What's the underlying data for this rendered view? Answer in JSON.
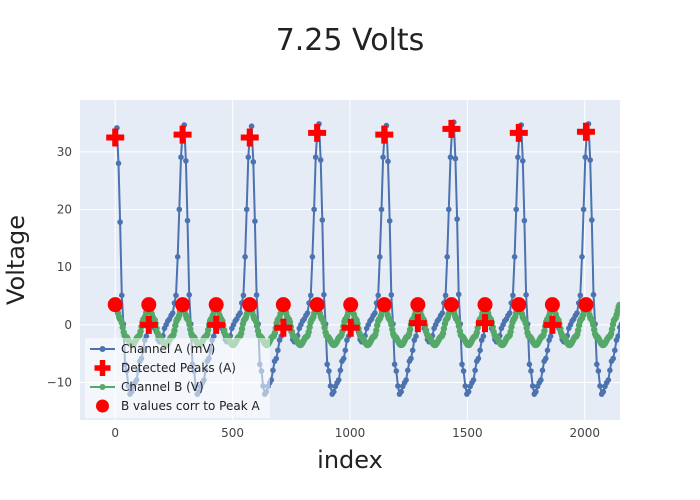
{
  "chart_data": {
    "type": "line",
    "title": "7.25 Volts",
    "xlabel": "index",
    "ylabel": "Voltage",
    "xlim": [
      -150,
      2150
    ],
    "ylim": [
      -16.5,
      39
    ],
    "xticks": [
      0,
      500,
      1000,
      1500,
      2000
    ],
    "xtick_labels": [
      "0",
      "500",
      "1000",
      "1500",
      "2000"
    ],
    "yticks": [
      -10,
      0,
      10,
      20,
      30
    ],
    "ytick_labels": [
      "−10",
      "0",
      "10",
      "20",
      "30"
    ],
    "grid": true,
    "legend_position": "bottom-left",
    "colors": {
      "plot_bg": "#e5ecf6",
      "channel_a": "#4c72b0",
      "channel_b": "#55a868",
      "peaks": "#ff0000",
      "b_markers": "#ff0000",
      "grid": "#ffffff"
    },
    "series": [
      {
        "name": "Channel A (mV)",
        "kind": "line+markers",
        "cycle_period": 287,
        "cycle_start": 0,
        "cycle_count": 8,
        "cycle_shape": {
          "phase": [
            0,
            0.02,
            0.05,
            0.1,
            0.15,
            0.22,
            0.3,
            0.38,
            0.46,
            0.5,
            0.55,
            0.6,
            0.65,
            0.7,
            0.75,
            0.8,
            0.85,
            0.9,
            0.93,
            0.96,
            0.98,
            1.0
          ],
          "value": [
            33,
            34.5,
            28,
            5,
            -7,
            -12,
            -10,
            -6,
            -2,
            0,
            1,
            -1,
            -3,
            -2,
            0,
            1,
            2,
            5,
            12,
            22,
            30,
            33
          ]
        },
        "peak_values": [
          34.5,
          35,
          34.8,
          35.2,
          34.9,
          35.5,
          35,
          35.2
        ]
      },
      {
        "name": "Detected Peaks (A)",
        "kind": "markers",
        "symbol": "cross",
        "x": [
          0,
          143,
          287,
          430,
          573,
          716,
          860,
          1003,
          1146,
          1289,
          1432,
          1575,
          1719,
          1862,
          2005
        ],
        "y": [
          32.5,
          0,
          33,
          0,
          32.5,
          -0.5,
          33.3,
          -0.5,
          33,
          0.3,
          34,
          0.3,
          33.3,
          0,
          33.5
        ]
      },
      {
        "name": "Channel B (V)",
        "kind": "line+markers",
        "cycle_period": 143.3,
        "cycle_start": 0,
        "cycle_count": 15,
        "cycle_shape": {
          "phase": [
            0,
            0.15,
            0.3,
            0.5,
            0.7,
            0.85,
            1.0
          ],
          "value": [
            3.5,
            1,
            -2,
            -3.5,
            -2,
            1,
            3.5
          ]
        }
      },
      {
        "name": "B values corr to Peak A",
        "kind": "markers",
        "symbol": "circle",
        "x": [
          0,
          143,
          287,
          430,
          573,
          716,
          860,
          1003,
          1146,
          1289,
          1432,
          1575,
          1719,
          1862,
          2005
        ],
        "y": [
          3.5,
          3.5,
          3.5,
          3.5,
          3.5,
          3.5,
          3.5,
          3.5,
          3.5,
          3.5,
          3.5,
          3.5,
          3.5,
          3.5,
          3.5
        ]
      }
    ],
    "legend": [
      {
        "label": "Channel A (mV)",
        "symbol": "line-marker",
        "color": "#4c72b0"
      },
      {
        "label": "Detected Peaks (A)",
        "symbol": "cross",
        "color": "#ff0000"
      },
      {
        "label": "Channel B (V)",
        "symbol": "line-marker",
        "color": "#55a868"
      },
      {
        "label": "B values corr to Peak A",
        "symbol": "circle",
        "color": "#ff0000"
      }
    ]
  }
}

* * *

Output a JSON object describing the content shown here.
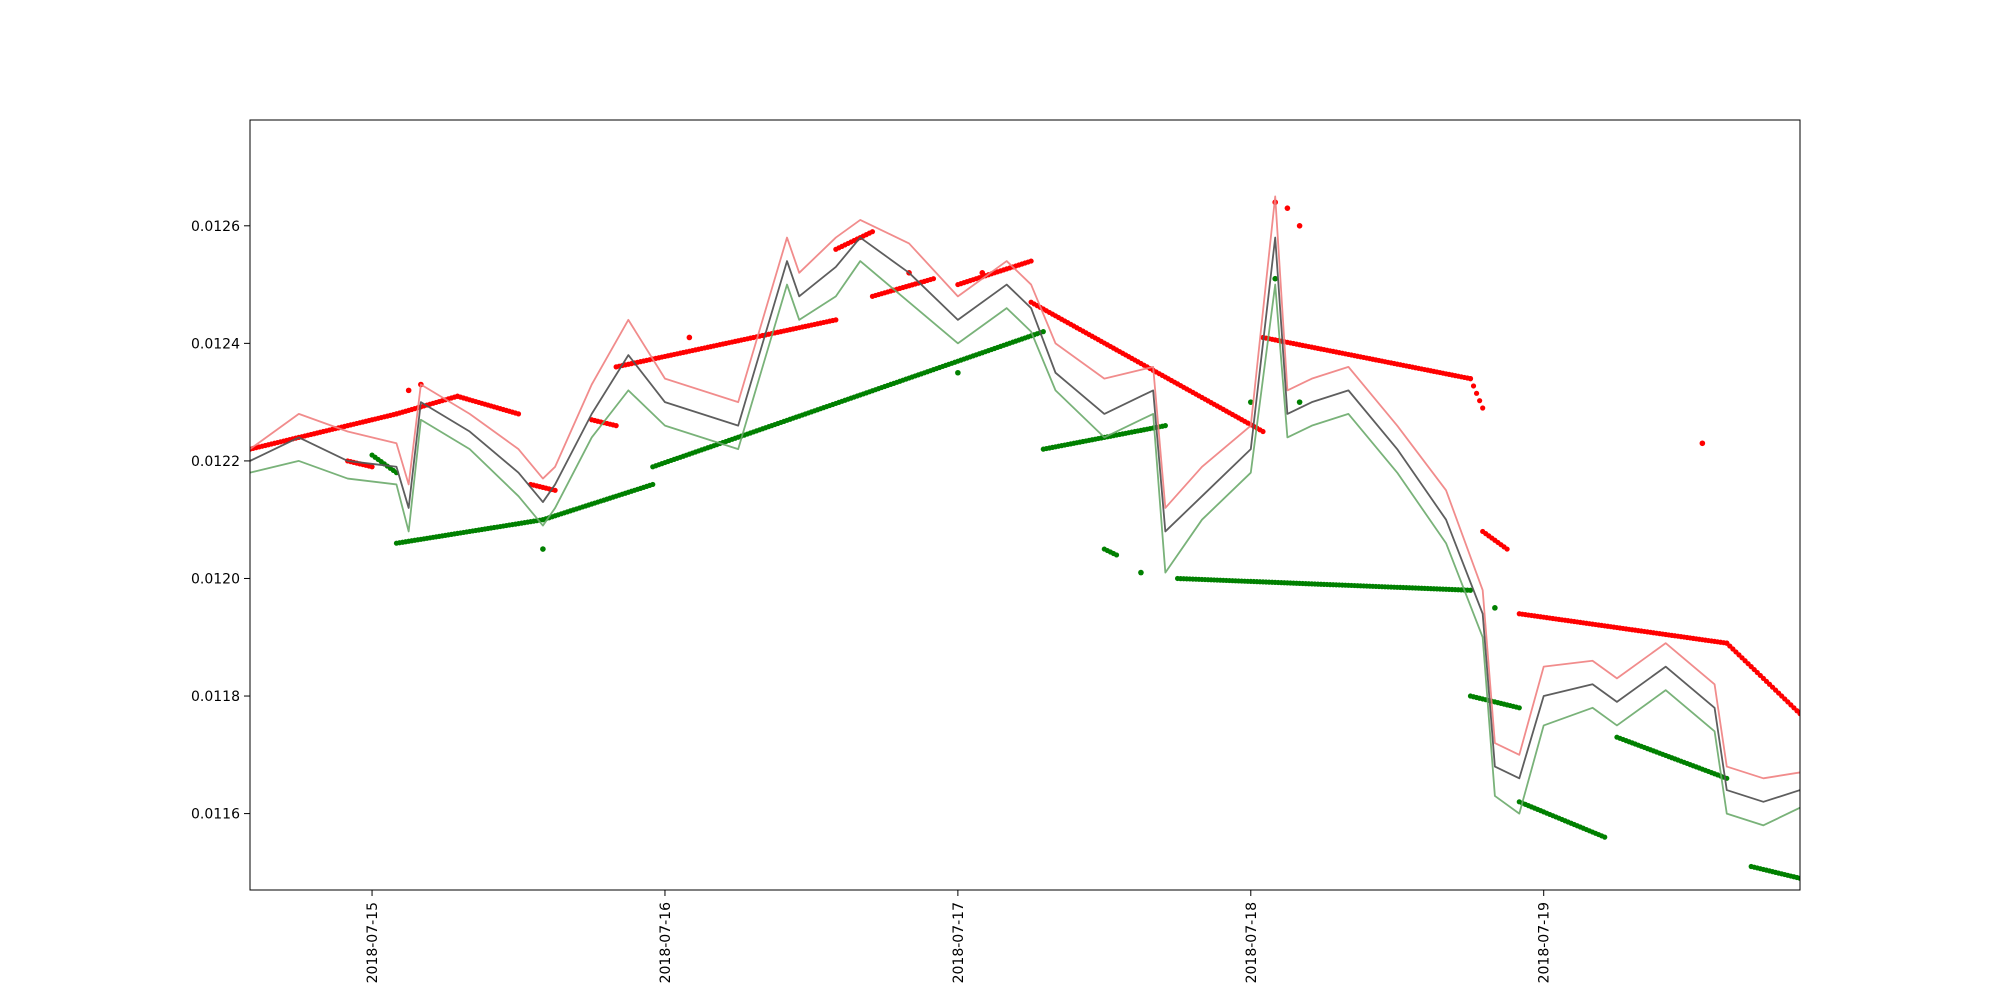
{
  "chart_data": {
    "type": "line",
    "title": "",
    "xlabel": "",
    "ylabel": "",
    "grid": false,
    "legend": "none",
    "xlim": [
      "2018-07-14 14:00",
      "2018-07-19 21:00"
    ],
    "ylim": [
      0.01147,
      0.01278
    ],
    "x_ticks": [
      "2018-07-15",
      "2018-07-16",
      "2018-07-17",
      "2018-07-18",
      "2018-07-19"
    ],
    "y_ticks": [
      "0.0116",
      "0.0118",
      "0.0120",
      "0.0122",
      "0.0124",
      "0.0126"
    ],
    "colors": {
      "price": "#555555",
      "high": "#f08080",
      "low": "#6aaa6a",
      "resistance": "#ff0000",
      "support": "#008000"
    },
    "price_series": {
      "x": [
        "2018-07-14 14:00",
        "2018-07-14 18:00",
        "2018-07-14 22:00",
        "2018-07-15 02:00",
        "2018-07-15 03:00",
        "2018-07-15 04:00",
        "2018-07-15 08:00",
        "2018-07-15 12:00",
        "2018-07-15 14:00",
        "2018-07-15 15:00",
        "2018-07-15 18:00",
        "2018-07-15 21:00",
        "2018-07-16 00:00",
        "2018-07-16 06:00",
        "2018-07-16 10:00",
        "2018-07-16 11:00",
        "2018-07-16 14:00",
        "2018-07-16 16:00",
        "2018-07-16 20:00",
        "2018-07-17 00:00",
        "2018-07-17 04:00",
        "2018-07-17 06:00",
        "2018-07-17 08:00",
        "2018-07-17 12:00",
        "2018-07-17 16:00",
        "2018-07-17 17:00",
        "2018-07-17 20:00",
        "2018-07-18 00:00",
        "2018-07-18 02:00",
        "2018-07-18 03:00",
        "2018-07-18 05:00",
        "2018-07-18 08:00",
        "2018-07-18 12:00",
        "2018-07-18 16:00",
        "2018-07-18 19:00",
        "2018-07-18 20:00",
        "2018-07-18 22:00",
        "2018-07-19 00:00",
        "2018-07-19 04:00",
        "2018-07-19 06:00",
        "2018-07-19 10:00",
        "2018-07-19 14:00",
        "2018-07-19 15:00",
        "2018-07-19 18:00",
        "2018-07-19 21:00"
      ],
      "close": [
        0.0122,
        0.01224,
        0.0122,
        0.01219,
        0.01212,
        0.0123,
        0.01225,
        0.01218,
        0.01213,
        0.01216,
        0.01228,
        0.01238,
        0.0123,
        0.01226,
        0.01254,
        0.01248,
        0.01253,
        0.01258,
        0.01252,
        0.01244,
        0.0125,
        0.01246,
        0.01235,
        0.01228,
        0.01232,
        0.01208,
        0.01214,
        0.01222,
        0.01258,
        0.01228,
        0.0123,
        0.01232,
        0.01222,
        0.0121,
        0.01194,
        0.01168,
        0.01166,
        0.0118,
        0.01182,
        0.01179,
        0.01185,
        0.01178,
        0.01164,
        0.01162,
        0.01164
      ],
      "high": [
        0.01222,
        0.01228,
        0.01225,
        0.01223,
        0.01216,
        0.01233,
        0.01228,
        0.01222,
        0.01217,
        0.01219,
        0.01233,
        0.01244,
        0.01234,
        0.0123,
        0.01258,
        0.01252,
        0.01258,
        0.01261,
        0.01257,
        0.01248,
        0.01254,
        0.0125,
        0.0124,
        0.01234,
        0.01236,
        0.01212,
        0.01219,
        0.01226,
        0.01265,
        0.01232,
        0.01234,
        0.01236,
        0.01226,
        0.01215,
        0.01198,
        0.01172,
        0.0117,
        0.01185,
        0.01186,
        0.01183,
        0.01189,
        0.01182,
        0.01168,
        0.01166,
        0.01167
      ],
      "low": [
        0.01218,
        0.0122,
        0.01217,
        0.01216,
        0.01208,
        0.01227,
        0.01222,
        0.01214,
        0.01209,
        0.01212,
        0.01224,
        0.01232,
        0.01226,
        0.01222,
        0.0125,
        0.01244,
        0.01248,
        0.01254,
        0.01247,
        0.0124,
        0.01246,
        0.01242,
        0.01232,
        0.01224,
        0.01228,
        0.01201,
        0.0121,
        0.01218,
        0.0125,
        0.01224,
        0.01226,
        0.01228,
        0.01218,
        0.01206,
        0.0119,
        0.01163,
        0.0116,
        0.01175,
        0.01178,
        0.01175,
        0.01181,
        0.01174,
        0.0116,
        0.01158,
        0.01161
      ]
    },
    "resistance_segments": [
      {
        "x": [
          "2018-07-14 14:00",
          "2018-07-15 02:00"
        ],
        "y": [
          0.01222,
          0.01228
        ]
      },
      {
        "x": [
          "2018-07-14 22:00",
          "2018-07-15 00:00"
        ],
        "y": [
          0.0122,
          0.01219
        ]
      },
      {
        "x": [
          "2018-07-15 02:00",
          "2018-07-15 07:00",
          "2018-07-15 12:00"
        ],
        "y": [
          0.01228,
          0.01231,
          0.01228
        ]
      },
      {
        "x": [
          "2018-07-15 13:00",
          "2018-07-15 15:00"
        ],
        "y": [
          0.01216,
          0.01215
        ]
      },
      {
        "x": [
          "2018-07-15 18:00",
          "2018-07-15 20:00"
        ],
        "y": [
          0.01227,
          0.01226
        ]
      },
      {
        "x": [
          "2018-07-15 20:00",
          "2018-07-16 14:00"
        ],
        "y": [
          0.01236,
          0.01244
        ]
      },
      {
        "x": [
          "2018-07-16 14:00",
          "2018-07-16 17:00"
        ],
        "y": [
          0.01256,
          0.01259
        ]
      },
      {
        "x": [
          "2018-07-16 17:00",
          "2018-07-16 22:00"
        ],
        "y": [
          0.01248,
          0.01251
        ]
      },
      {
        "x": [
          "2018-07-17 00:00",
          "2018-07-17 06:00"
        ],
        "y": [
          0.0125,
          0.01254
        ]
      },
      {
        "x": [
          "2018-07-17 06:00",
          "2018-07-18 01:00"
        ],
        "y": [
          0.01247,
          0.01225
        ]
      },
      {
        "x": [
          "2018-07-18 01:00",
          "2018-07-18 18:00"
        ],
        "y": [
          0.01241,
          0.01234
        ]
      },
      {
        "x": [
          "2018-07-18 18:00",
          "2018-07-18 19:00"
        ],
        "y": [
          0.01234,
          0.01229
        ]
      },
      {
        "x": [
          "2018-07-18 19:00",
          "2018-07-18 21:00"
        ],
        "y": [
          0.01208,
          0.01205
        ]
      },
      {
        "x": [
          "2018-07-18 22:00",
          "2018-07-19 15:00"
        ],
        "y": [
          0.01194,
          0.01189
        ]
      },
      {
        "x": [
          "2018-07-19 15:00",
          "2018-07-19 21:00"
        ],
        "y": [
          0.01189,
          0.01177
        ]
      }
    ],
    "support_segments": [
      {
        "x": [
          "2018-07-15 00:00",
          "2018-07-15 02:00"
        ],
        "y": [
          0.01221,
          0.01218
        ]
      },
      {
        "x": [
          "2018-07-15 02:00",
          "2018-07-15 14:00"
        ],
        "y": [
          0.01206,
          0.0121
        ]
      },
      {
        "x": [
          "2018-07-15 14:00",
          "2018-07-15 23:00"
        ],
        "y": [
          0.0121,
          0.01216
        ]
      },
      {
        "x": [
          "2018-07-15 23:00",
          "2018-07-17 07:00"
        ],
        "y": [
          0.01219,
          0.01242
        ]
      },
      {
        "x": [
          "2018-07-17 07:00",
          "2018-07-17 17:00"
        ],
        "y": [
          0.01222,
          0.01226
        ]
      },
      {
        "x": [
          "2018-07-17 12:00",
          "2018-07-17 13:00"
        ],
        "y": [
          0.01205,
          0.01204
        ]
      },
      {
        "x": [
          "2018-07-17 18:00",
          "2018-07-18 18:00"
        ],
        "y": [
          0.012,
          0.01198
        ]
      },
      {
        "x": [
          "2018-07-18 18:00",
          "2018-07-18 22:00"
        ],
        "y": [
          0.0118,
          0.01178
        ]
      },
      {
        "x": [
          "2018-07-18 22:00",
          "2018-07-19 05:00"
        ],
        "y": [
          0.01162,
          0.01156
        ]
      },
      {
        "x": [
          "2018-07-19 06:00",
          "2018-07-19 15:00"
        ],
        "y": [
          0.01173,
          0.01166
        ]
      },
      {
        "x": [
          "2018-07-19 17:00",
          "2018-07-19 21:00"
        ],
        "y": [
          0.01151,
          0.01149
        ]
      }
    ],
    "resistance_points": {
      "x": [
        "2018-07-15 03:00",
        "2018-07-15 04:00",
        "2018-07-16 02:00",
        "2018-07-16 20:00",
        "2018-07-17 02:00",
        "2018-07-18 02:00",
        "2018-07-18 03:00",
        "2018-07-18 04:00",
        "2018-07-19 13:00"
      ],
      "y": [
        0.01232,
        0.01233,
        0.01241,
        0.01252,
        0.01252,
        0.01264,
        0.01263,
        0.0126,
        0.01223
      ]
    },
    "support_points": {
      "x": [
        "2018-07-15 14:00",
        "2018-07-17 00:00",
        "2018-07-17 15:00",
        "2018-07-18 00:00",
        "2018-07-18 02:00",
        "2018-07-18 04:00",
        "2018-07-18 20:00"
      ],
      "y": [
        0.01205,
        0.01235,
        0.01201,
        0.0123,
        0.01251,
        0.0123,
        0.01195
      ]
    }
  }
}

▸ **Task objective**: Say how many lines in the records hold the string "Detected", and say nothing else.

▸ **Written answer**: 2